Saved entries:
— begin —
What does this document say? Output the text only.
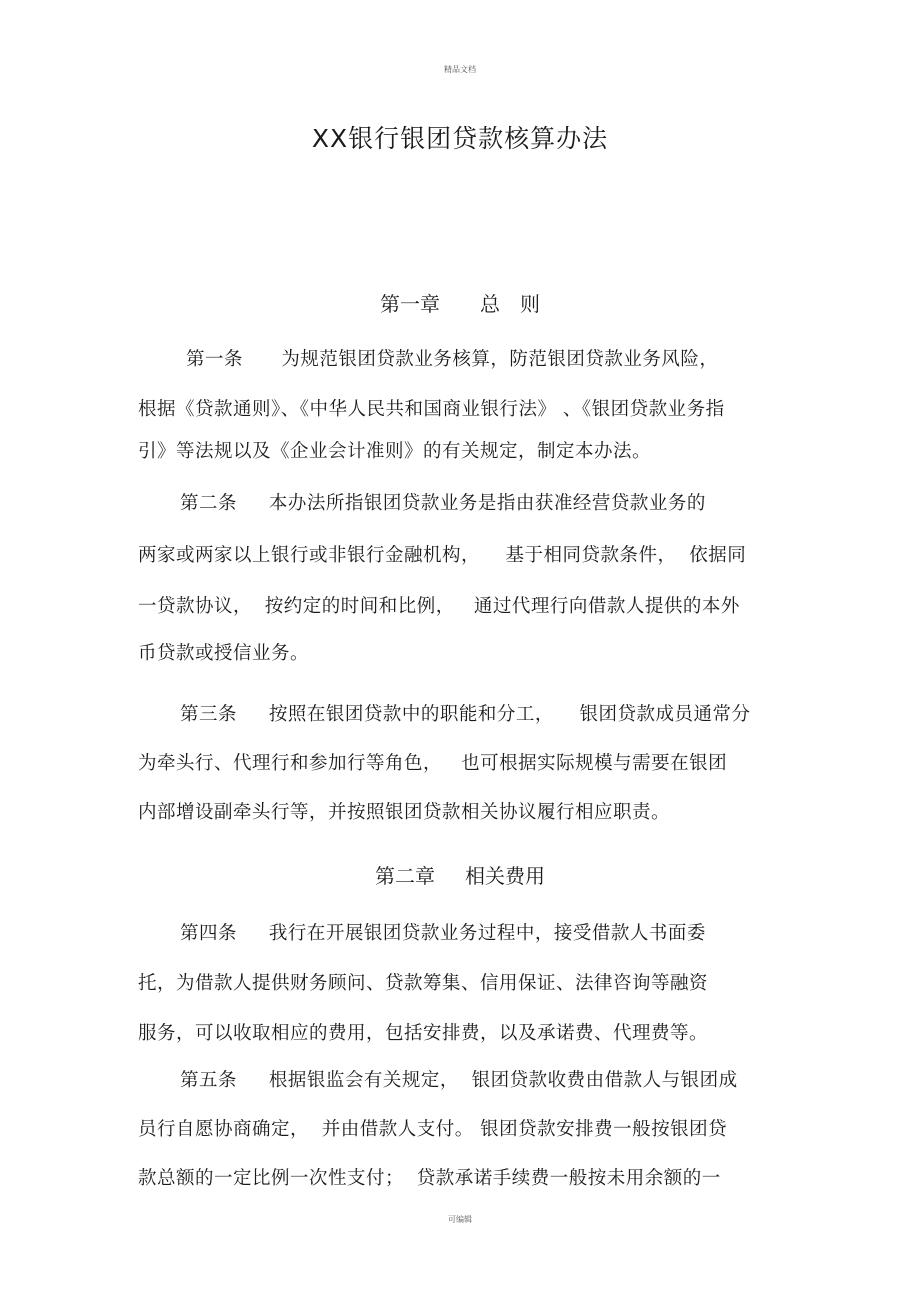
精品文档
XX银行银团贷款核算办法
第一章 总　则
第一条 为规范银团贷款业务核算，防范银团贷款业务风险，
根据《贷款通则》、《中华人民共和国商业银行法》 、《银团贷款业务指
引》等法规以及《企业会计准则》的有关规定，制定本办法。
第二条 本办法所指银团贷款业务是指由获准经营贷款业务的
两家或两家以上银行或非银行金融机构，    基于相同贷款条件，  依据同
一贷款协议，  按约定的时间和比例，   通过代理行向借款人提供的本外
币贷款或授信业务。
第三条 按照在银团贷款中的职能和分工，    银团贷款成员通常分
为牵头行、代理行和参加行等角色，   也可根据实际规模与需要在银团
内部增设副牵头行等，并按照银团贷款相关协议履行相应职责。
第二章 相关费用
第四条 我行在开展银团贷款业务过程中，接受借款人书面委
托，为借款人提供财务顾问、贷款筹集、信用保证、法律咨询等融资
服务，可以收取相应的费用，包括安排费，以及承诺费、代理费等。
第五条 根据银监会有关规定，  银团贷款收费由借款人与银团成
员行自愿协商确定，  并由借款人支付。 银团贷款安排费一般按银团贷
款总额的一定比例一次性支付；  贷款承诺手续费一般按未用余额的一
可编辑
— end —
§ **Problem description**
Write out all the entries exactly, except for the pictures.

§ **The response**
What does this document say? Output the text only.
精品文档
XX银行银团贷款核算办法
第一章 总　则
第一条 为规范银团贷款业务核算，防范银团贷款业务风险，
根据《贷款通则》、《中华人民共和国商业银行法》 、《银团贷款业务指
引》等法规以及《企业会计准则》的有关规定，制定本办法。
第二条 本办法所指银团贷款业务是指由获准经营贷款业务的
两家或两家以上银行或非银行金融机构，    基于相同贷款条件，  依据同
一贷款协议，  按约定的时间和比例，   通过代理行向借款人提供的本外
币贷款或授信业务。
第三条 按照在银团贷款中的职能和分工，    银团贷款成员通常分
为牵头行、代理行和参加行等角色，   也可根据实际规模与需要在银团
内部增设副牵头行等，并按照银团贷款相关协议履行相应职责。
第二章 相关费用
第四条 我行在开展银团贷款业务过程中，接受借款人书面委
托，为借款人提供财务顾问、贷款筹集、信用保证、法律咨询等融资
服务，可以收取相应的费用，包括安排费，以及承诺费、代理费等。
第五条 根据银监会有关规定，  银团贷款收费由借款人与银团成
员行自愿协商确定，  并由借款人支付。 银团贷款安排费一般按银团贷
款总额的一定比例一次性支付；  贷款承诺手续费一般按未用余额的一
可编辑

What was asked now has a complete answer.